#### 課題:
次の一覧の「Circle shape」をすべて「Disk shape」に書き換え、ほかは一切変えずに一覧全体を書き出してください。画像の行は結果に含めない。

+++

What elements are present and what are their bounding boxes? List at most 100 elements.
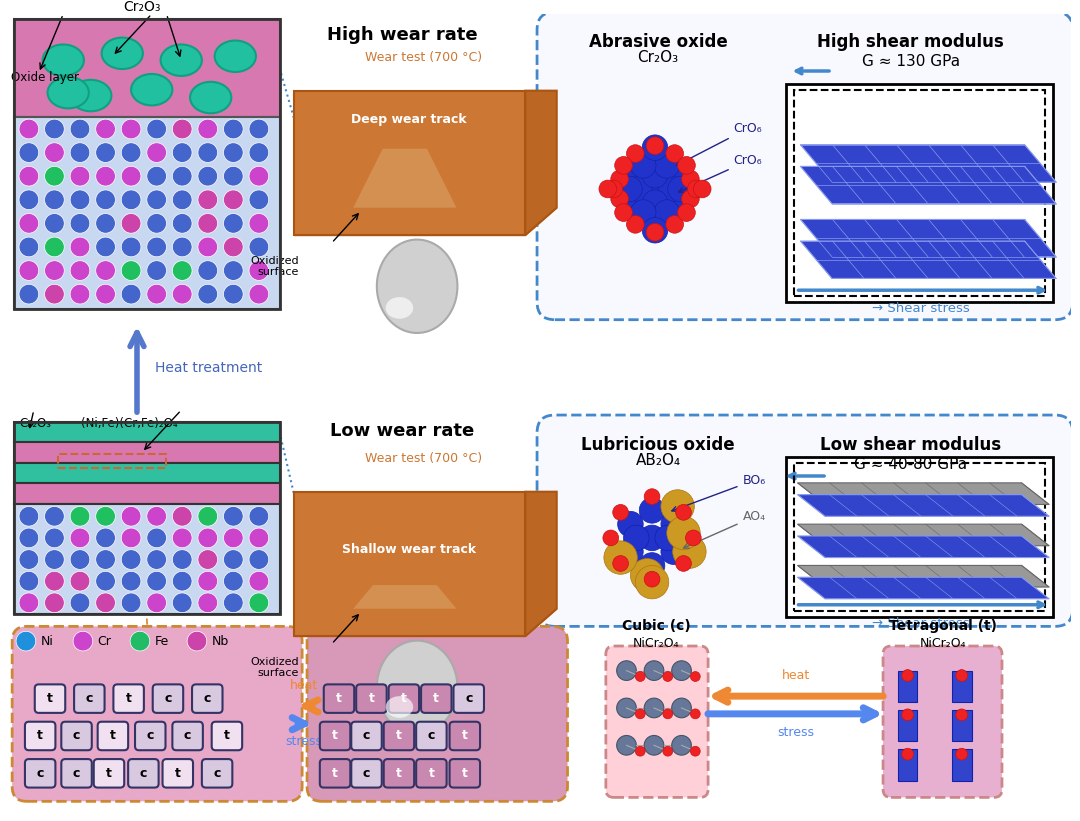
Circle shape: [654, 153, 679, 178]
Text: AO₄: AO₄: [684, 510, 766, 548]
Circle shape: [147, 190, 166, 209]
Text: t: t: [175, 767, 180, 780]
Circle shape: [661, 490, 694, 523]
FancyBboxPatch shape: [383, 722, 415, 750]
Circle shape: [635, 672, 645, 681]
Ellipse shape: [131, 74, 173, 105]
Circle shape: [635, 566, 669, 599]
Circle shape: [44, 119, 64, 139]
FancyBboxPatch shape: [163, 759, 193, 787]
Circle shape: [19, 261, 39, 281]
Text: CrO₆: CrO₆: [678, 154, 762, 192]
Circle shape: [121, 528, 140, 548]
Circle shape: [663, 746, 673, 756]
Circle shape: [121, 143, 140, 163]
Bar: [14, 483, 280, 504]
Circle shape: [639, 498, 665, 523]
Text: stress: stress: [778, 726, 814, 739]
Circle shape: [644, 661, 664, 681]
Text: t: t: [110, 730, 116, 742]
Circle shape: [603, 530, 619, 546]
Circle shape: [19, 550, 39, 570]
Circle shape: [631, 558, 664, 592]
Circle shape: [612, 556, 629, 571]
Bar: [794, 89, 1045, 296]
Circle shape: [249, 528, 269, 548]
Text: t: t: [336, 692, 342, 705]
Circle shape: [173, 593, 192, 612]
Text: Oxidized
surface: Oxidized surface: [251, 256, 299, 277]
Polygon shape: [797, 536, 1049, 557]
Circle shape: [681, 190, 699, 208]
Circle shape: [677, 204, 696, 222]
Circle shape: [173, 261, 192, 281]
Circle shape: [224, 528, 243, 548]
Circle shape: [626, 215, 644, 233]
Circle shape: [96, 571, 116, 591]
Circle shape: [644, 571, 660, 587]
FancyBboxPatch shape: [192, 685, 222, 713]
Circle shape: [224, 119, 243, 139]
Circle shape: [147, 571, 166, 591]
Text: c: c: [363, 767, 370, 780]
Polygon shape: [800, 167, 1056, 204]
Ellipse shape: [190, 82, 231, 113]
Circle shape: [688, 180, 705, 198]
Text: (Ni,Fe)(Cr,Fe)₂O₄: (Ni,Fe)(Cr,Fe)₂O₄: [81, 417, 177, 430]
Text: CrO₆: CrO₆: [676, 122, 762, 165]
Circle shape: [672, 736, 691, 755]
Circle shape: [673, 535, 706, 568]
Text: Heat treatment: Heat treatment: [154, 361, 262, 375]
Circle shape: [96, 213, 116, 233]
Polygon shape: [797, 495, 1049, 516]
Circle shape: [956, 748, 968, 760]
Circle shape: [249, 190, 269, 209]
Polygon shape: [294, 608, 556, 636]
Circle shape: [661, 511, 687, 537]
Ellipse shape: [377, 240, 458, 333]
Circle shape: [121, 550, 140, 570]
Bar: [951, 750, 972, 781]
FancyBboxPatch shape: [307, 626, 567, 801]
Circle shape: [173, 571, 192, 591]
Circle shape: [623, 525, 649, 551]
Circle shape: [663, 709, 673, 718]
Text: c: c: [164, 692, 172, 705]
Circle shape: [44, 143, 64, 163]
Circle shape: [198, 119, 217, 139]
FancyBboxPatch shape: [537, 415, 1072, 626]
Circle shape: [198, 593, 217, 612]
Text: t: t: [37, 730, 43, 742]
Circle shape: [198, 237, 217, 257]
Circle shape: [956, 709, 968, 721]
Circle shape: [664, 163, 689, 188]
Circle shape: [198, 143, 217, 163]
Text: c: c: [214, 767, 220, 780]
Bar: [14, 422, 280, 442]
Circle shape: [147, 143, 166, 163]
Circle shape: [44, 213, 64, 233]
Circle shape: [665, 215, 684, 233]
Text: c: c: [363, 730, 370, 742]
Text: t: t: [396, 767, 402, 780]
Circle shape: [604, 541, 637, 574]
FancyBboxPatch shape: [416, 722, 447, 750]
Circle shape: [667, 177, 693, 202]
Circle shape: [198, 167, 217, 186]
Circle shape: [96, 507, 116, 526]
Circle shape: [70, 284, 90, 304]
Bar: [14, 117, 280, 309]
Text: Cr₂O₃: Cr₂O₃: [19, 417, 51, 430]
Bar: [294, 90, 525, 235]
Circle shape: [147, 550, 166, 570]
Text: t: t: [368, 692, 375, 705]
Circle shape: [611, 170, 629, 188]
Polygon shape: [800, 219, 1056, 257]
Text: t: t: [333, 730, 338, 742]
Text: t: t: [462, 767, 468, 780]
Bar: [786, 457, 1053, 617]
Circle shape: [643, 190, 667, 215]
Circle shape: [635, 709, 645, 718]
Circle shape: [19, 571, 39, 591]
Circle shape: [686, 530, 701, 546]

+++

#### 結果:
What elements are present and what are their bounding boxes? List at most 100 elements.
Disk shape: [654, 153, 679, 178]
Text: AO₄: AO₄: [684, 510, 766, 548]
Disk shape: [147, 190, 166, 209]
Text: t: t: [175, 767, 180, 780]
Disk shape: [661, 490, 694, 523]
FancyBboxPatch shape: [383, 722, 415, 750]
Disk shape: [635, 672, 645, 681]
Ellipse shape: [131, 74, 173, 105]
Disk shape: [635, 566, 669, 599]
Disk shape: [44, 119, 64, 139]
FancyBboxPatch shape: [163, 759, 193, 787]
Disk shape: [19, 261, 39, 281]
Text: CrO₆: CrO₆: [678, 154, 762, 192]
Disk shape: [121, 528, 140, 548]
Disk shape: [663, 746, 673, 756]
Disk shape: [121, 143, 140, 163]
Bar: [14, 483, 280, 504]
Disk shape: [639, 498, 665, 523]
Text: stress: stress: [778, 726, 814, 739]
Disk shape: [644, 661, 664, 681]
Text: t: t: [110, 730, 116, 742]
Disk shape: [603, 530, 619, 546]
Disk shape: [19, 550, 39, 570]
Disk shape: [631, 558, 664, 592]
Disk shape: [612, 556, 629, 571]
Bar: [794, 89, 1045, 296]
Disk shape: [249, 528, 269, 548]
Text: t: t: [336, 692, 342, 705]
Disk shape: [173, 593, 192, 612]
Text: Oxidized
surface: Oxidized surface: [251, 256, 299, 277]
Polygon shape: [797, 536, 1049, 557]
Disk shape: [681, 190, 699, 208]
Disk shape: [677, 204, 696, 222]
Disk shape: [173, 261, 192, 281]
Disk shape: [224, 528, 243, 548]
Disk shape: [626, 215, 644, 233]
Disk shape: [96, 571, 116, 591]
Disk shape: [644, 571, 660, 587]
FancyBboxPatch shape: [192, 685, 222, 713]
Disk shape: [224, 119, 243, 139]
Disk shape: [147, 571, 166, 591]
Text: c: c: [363, 767, 370, 780]
Polygon shape: [800, 167, 1056, 204]
Ellipse shape: [190, 82, 231, 113]
Disk shape: [688, 180, 705, 198]
Text: (Ni,Fe)(Cr,Fe)₂O₄: (Ni,Fe)(Cr,Fe)₂O₄: [81, 417, 177, 430]
Text: CrO₆: CrO₆: [676, 122, 762, 165]
Disk shape: [672, 736, 691, 755]
Disk shape: [673, 535, 706, 568]
Text: Heat treatment: Heat treatment: [154, 361, 262, 375]
Disk shape: [96, 213, 116, 233]
Polygon shape: [797, 495, 1049, 516]
Disk shape: [956, 748, 968, 760]
Disk shape: [249, 190, 269, 209]
Polygon shape: [294, 608, 556, 636]
Disk shape: [661, 511, 687, 537]
Ellipse shape: [377, 240, 458, 333]
Disk shape: [121, 550, 140, 570]
Bar: [951, 750, 972, 781]
FancyBboxPatch shape: [307, 626, 567, 801]
Disk shape: [173, 571, 192, 591]
Disk shape: [623, 525, 649, 551]
Disk shape: [663, 709, 673, 718]
Text: c: c: [164, 692, 172, 705]
Disk shape: [44, 143, 64, 163]
Disk shape: [198, 119, 217, 139]
FancyBboxPatch shape: [537, 415, 1072, 626]
Disk shape: [198, 593, 217, 612]
Text: t: t: [37, 730, 43, 742]
Disk shape: [198, 237, 217, 257]
Disk shape: [956, 709, 968, 721]
Disk shape: [664, 163, 689, 188]
Disk shape: [198, 143, 217, 163]
Text: c: c: [214, 767, 220, 780]
Bar: [14, 422, 280, 442]
Disk shape: [147, 143, 166, 163]
Disk shape: [44, 213, 64, 233]
Disk shape: [665, 215, 684, 233]
Text: c: c: [363, 730, 370, 742]
Text: t: t: [396, 767, 402, 780]
Disk shape: [604, 541, 637, 574]
FancyBboxPatch shape: [416, 722, 447, 750]
Disk shape: [667, 177, 693, 202]
Disk shape: [198, 167, 217, 186]
Disk shape: [96, 507, 116, 526]
Disk shape: [70, 284, 90, 304]
Bar: [14, 117, 280, 309]
Text: Cr₂O₃: Cr₂O₃: [19, 417, 51, 430]
Bar: [294, 90, 525, 235]
Disk shape: [147, 550, 166, 570]
Text: t: t: [368, 692, 375, 705]
Disk shape: [611, 170, 629, 188]
Polygon shape: [800, 219, 1056, 257]
Text: t: t: [333, 730, 338, 742]
Text: t: t: [462, 767, 468, 780]
Bar: [786, 457, 1053, 617]
Disk shape: [643, 190, 667, 215]
Disk shape: [635, 709, 645, 718]
Disk shape: [19, 571, 39, 591]
Disk shape: [686, 530, 701, 546]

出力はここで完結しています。